▸ Material provided:
- - - - - - -

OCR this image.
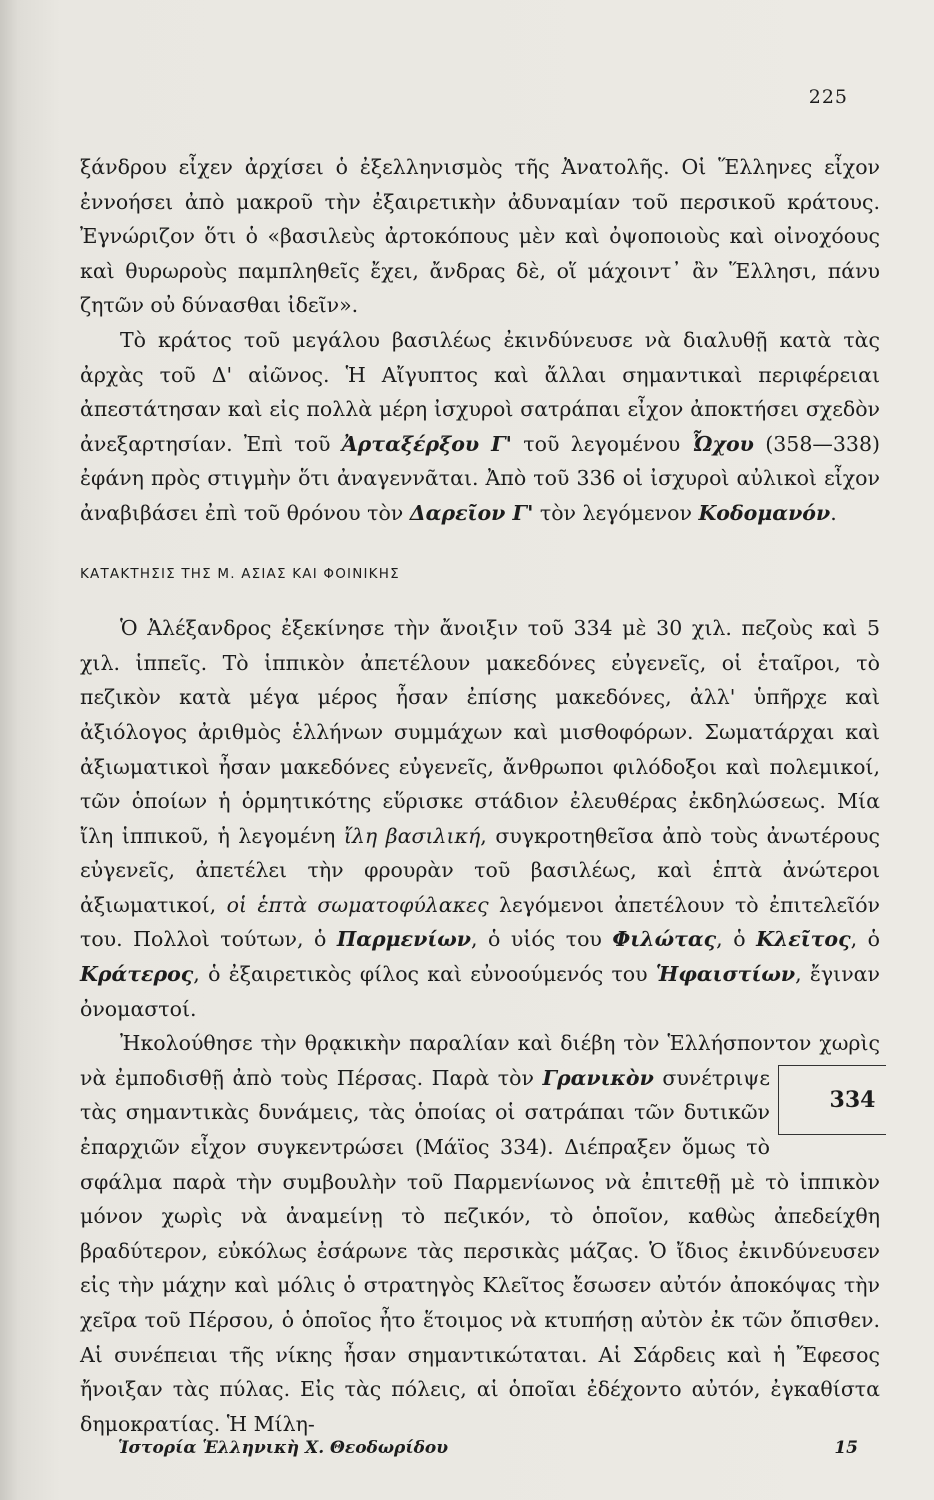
225

ξάνδρου εἶχεν ἀρχίσει ὁ ἐξελληνισμὸς τῆς Ἀνατολῆς. Οἱ Ἕλληνες εἶχον ἐννοήσει ἀπὸ μακροῦ τὴν ἐξαιρετικὴν ἀδυναμίαν τοῦ περσικοῦ κράτους. Ἐγνώριζον ὅτι ὁ «βασιλεὺς ἀρτοκόπους μὲν καὶ ὀψοποιοὺς καὶ οἰνοχόους καὶ θυρωροὺς παμπληθεῖς ἔχει, ἄνδρας δὲ, οἵ μάχοιντ᾽ ἂν Ἕλλησι, πάνυ ζητῶν οὐ δύνασθαι ἰδεῖν».

Τὸ κράτος τοῦ μεγάλου βασιλέως ἐκινδύνευσε νὰ διαλυθῇ κατὰ τὰς ἀρχὰς τοῦ Δ' αἰῶνος. Ἡ Αἴγυπτος καὶ ἄλλαι σημαντικαὶ περιφέρειαι ἀπεστάτησαν καὶ εἰς πολλὰ μέρη ἰσχυροὶ σατράπαι εἶχον ἀποκτήσει σχεδὸν ἀνεξαρτησίαν. Ἐπὶ τοῦ Ἀρταξέρξου Γ' τοῦ λεγομένου Ὦχου (358—338) ἐφάνη πρὸς στιγμὴν ὅτι ἀναγεννᾶται. Ἀπὸ τοῦ 336 οἱ ἰσχυροὶ αὐλικοὶ εἶχον ἀναβιβάσει ἐπὶ τοῦ θρόνου τὸν Δαρεῖον Γ' τὸν λεγόμενον Κοδομανόν.

ΚΑΤΑΚΤΗΣΙΣ ΤΗΣ Μ. ΑΣΙΑΣ ΚΑΙ ΦΟΙΝΙΚΗΣ

Ὁ Ἀλέξανδρος ἐξεκίνησε τὴν ἄνοιξιν τοῦ 334 μὲ 30 χιλ. πεζοὺς καὶ 5 χιλ. ἱππεῖς. Τὸ ἱππικὸν ἀπετέλουν μακεδόνες εὐγενεῖς, οἱ ἑταῖροι, τὸ πεζικὸν κατὰ μέγα μέρος ἦσαν ἐπίσης μακεδόνες, ἀλλ' ὑπῆρχε καὶ ἀξιόλογος ἀριθμὸς ἑλλήνων συμμάχων καὶ μισθοφόρων. Σωματάρχαι καὶ ἀξιωματικοὶ ἦσαν μακεδόνες εὐγενεῖς, ἄνθρωποι φιλόδοξοι καὶ πολεμικοί, τῶν ὁποίων ἡ ὁρμητικότης εὕρισκε στάδιον ἐλευθέρας ἐκδηλώσεως. Μία ἴλη ἱππικοῦ, ἡ λεγομένη ἴλη βασιλική, συγκροτηθεῖσα ἀπὸ τοὺς ἀνωτέρους εὐγενεῖς, ἀπετέλει τὴν φρουρὰν τοῦ βασιλέως, καὶ ἑπτὰ ἀνώτεροι ἀξιωματικοί, οἱ ἑπτὰ σωματοφύλακες λεγόμενοι ἀπετέλουν τὸ ἐπιτελεῖόν του. Πολλοὶ τούτων, ὁ Παρμενίων, ὁ υἱός του Φιλώτας, ὁ Κλεῖτος, ὁ Κράτερος, ὁ ἐξαιρετικὸς φίλος καὶ εὐνοούμενός του Ἡφαιστίων, ἔγιναν ὀνομαστοί.

Ἠκολούθησε τὴν θρᾳκικὴν παραλίαν καὶ διέβη τὸν Ἑλλήσποντον χωρὶς νὰ ἐμποδισθῇ ἀπὸ τοὺς Πέρσας. Παρὰ τὸν Γρανικὸν
334
συνέτριψε τὰς σημαντικὰς δυνάμεις, τὰς ὁποίας οἱ σατράπαι τῶν δυτικῶν ἐπαρχιῶν εἶχον συγκεντρώσει (Μάϊος 334). Διέπραξεν ὅμως τὸ σφάλμα παρὰ τὴν συμβουλὴν τοῦ Παρμενίωνος νὰ ἐπιτεθῇ μὲ τὸ ἱππικὸν μόνον χωρὶς νὰ ἀναμείνῃ τὸ πεζικόν, τὸ ὁποῖον, καθὼς ἀπεδείχθη βραδύτερον, εὐκόλως ἐσάρωνε τὰς περσικὰς μάζας. Ὁ ἴδιος ἐκινδύνευσεν εἰς τὴν μάχην καὶ μόλις ὁ στρατηγὸς Κλεῖτος ἔσωσεν αὐτόν ἀποκόψας τὴν χεῖρα τοῦ Πέρσου, ὁ ὁποῖος ἦτο ἕτοιμος νὰ κτυπήσῃ αὐτὸν ἐκ τῶν ὄπισθεν. Αἱ συνέπειαι τῆς νίκης ἦσαν σημαντικώταται. Αἱ Σάρδεις καὶ ἡ Ἔφεσος ἤνοιξαν τὰς πύλας. Εἰς τὰς πόλεις, αἱ ὁποῖαι ἐδέχοντο αὐτόν, ἐγκαθίστα δημοκρατίας. Ἡ Μίλη-

Ἱστορία Ἑλληνικὴ Χ. Θεοδωρίδου	15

- - - - - - -

▸ Problem: Reproduce each entry precisely. Leave the pictures out.

▸ Full response:
OCR this image.
225

ξάνδρου εἶχεν ἀρχίσει ὁ ἐξελληνισμὸς τῆς Ἀνατολῆς. Οἱ Ἕλληνες εἶχον ἐννοήσει ἀπὸ μακροῦ τὴν ἐξαιρετικὴν ἀδυναμίαν τοῦ περσικοῦ κράτους. Ἐγνώριζον ὅτι ὁ «βασιλεὺς ἀρτοκόπους μὲν καὶ ὀψοποιοὺς καὶ οἰνοχόους καὶ θυρωροὺς παμπληθεῖς ἔχει, ἄνδρας δὲ, οἵ μάχοιντ᾽ ἂν Ἕλλησι, πάνυ ζητῶν οὐ δύνασθαι ἰδεῖν».

Τὸ κράτος τοῦ μεγάλου βασιλέως ἐκινδύνευσε νὰ διαλυθῇ κατὰ τὰς ἀρχὰς τοῦ Δ' αἰῶνος. Ἡ Αἴγυπτος καὶ ἄλλαι σημαντικαὶ περιφέρειαι ἀπεστάτησαν καὶ εἰς πολλὰ μέρη ἰσχυροὶ σατράπαι εἶχον ἀποκτήσει σχεδὸν ἀνεξαρτησίαν. Ἐπὶ τοῦ Ἀρταξέρξου Γ' τοῦ λεγομένου Ὦχου (358—338) ἐφάνη πρὸς στιγμὴν ὅτι ἀναγεννᾶται. Ἀπὸ τοῦ 336 οἱ ἰσχυροὶ αὐλικοὶ εἶχον ἀναβιβάσει ἐπὶ τοῦ θρόνου τὸν Δαρεῖον Γ' τὸν λεγόμενον Κοδομανόν.

ΚΑΤΑΚΤΗΣΙΣ ΤΗΣ Μ. ΑΣΙΑΣ ΚΑΙ ΦΟΙΝΙΚΗΣ

Ὁ Ἀλέξανδρος ἐξεκίνησε τὴν ἄνοιξιν τοῦ 334 μὲ 30 χιλ. πεζοὺς καὶ 5 χιλ. ἱππεῖς. Τὸ ἱππικὸν ἀπετέλουν μακεδόνες εὐγενεῖς, οἱ ἑταῖροι, τὸ πεζικὸν κατὰ μέγα μέρος ἦσαν ἐπίσης μακεδόνες, ἀλλ' ὑπῆρχε καὶ ἀξιόλογος ἀριθμὸς ἑλλήνων συμμάχων καὶ μισθοφόρων. Σωματάρχαι καὶ ἀξιωματικοὶ ἦσαν μακεδόνες εὐγενεῖς, ἄνθρωποι φιλόδοξοι καὶ πολεμικοί, τῶν ὁποίων ἡ ὁρμητικότης εὕρισκε στάδιον ἐλευθέρας ἐκδηλώσεως. Μία ἴλη ἱππικοῦ, ἡ λεγομένη ἴλη βασιλική, συγκροτηθεῖσα ἀπὸ τοὺς ἀνωτέρους εὐγενεῖς, ἀπετέλει τὴν φρουρὰν τοῦ βασιλέως, καὶ ἑπτὰ ἀνώτεροι ἀξιωματικοί, οἱ ἑπτὰ σωματοφύλακες λεγόμενοι ἀπετέλουν τὸ ἐπιτελεῖόν του. Πολλοὶ τούτων, ὁ Παρμενίων, ὁ υἱός του Φιλώτας, ὁ Κλεῖτος, ὁ Κράτερος, ὁ ἐξαιρετικὸς φίλος καὶ εὐνοούμενός του Ἡφαιστίων, ἔγιναν ὀνομαστοί.

Ἠκολούθησε τὴν θρᾳκικὴν παραλίαν καὶ διέβη τὸν Ἑλλήσποντον χωρὶς νὰ ἐμποδισθῇ ἀπὸ τοὺς Πέρσας. Παρὰ τὸν Γρανικὸν
334
συνέτριψε τὰς σημαντικὰς δυνάμεις, τὰς ὁποίας οἱ σατράπαι τῶν δυτικῶν ἐπαρχιῶν εἶχον συγκεντρώσει (Μάϊος 334). Διέπραξεν ὅμως τὸ σφάλμα παρὰ τὴν συμβουλὴν τοῦ Παρμενίωνος νὰ ἐπιτεθῇ μὲ τὸ ἱππικὸν μόνον χωρὶς νὰ ἀναμείνῃ τὸ πεζικόν, τὸ ὁποῖον, καθὼς ἀπεδείχθη βραδύτερον, εὐκόλως ἐσάρωνε τὰς περσικὰς μάζας. Ὁ ἴδιος ἐκινδύνευσεν εἰς τὴν μάχην καὶ μόλις ὁ στρατηγὸς Κλεῖτος ἔσωσεν αὐτόν ἀποκόψας τὴν χεῖρα τοῦ Πέρσου, ὁ ὁποῖος ἦτο ἕτοιμος νὰ κτυπήσῃ αὐτὸν ἐκ τῶν ὄπισθεν. Αἱ συνέπειαι τῆς νίκης ἦσαν σημαντικώταται. Αἱ Σάρδεις καὶ ἡ Ἔφεσος ἤνοιξαν τὰς πύλας. Εἰς τὰς πόλεις, αἱ ὁποῖαι ἐδέχοντο αὐτόν, ἐγκαθίστα δημοκρατίας. Ἡ Μίλη-

Ἱστορία Ἑλληνικὴ Χ. Θεοδωρίδου	15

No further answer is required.